Problem to work on
Can you pull out each line of the data below that includes the word "deck"?

[Records from a data source]
:::::

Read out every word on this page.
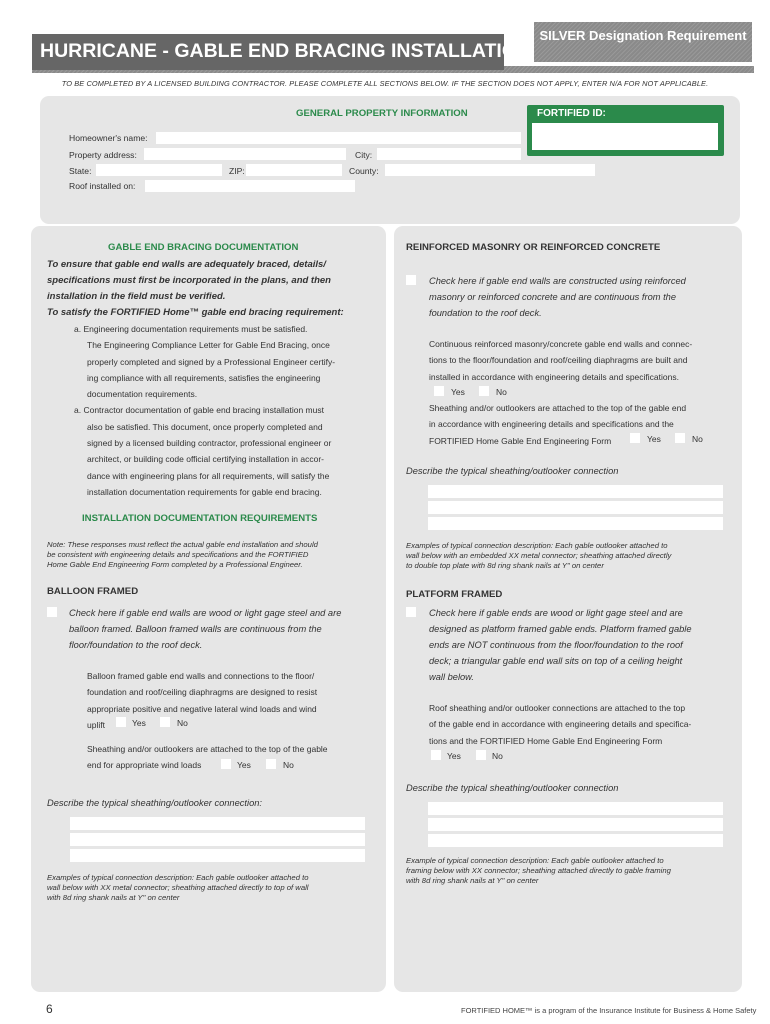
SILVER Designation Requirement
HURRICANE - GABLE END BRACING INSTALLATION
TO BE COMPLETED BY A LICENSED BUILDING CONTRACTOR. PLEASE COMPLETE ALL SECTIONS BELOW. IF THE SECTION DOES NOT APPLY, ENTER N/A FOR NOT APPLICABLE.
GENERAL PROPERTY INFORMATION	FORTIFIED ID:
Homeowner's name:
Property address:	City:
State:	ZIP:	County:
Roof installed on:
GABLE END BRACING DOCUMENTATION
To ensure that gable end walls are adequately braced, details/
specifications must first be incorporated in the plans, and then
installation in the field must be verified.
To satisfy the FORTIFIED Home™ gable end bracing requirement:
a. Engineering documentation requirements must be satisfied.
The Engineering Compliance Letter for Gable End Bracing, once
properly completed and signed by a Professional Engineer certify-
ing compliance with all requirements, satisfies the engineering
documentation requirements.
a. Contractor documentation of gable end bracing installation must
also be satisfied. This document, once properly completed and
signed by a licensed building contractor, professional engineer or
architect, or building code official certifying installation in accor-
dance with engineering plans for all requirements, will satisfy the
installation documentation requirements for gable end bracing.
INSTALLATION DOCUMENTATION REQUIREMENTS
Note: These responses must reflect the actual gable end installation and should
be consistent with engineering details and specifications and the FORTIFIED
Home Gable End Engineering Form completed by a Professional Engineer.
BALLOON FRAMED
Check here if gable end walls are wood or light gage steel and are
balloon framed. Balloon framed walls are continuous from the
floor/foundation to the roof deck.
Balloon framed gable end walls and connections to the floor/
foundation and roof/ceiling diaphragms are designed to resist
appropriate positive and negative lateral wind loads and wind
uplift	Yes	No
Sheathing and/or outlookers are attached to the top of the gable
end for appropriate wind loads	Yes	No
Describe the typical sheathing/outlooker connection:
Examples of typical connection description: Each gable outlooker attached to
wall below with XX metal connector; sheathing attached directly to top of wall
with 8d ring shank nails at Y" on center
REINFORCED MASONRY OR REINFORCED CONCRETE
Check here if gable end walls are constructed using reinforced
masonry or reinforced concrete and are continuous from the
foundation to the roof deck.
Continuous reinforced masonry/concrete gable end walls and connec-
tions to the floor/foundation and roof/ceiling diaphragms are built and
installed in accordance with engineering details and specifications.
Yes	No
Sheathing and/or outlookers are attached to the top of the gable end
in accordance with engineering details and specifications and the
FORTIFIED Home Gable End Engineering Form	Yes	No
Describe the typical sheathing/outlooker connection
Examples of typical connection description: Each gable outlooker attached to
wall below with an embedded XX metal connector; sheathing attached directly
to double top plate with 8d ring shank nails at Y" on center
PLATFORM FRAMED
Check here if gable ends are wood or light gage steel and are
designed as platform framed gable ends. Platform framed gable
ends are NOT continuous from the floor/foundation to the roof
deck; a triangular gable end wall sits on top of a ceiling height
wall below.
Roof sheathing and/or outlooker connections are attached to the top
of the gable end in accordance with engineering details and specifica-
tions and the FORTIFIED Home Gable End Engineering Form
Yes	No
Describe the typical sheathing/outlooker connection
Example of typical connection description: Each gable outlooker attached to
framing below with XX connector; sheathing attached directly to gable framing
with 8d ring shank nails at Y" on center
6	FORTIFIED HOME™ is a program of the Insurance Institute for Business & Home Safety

:::::

Task response
floor/foundation to the roof deck.
foundation to the roof deck.
deck; a triangular gable end wall sits on top of a ceiling height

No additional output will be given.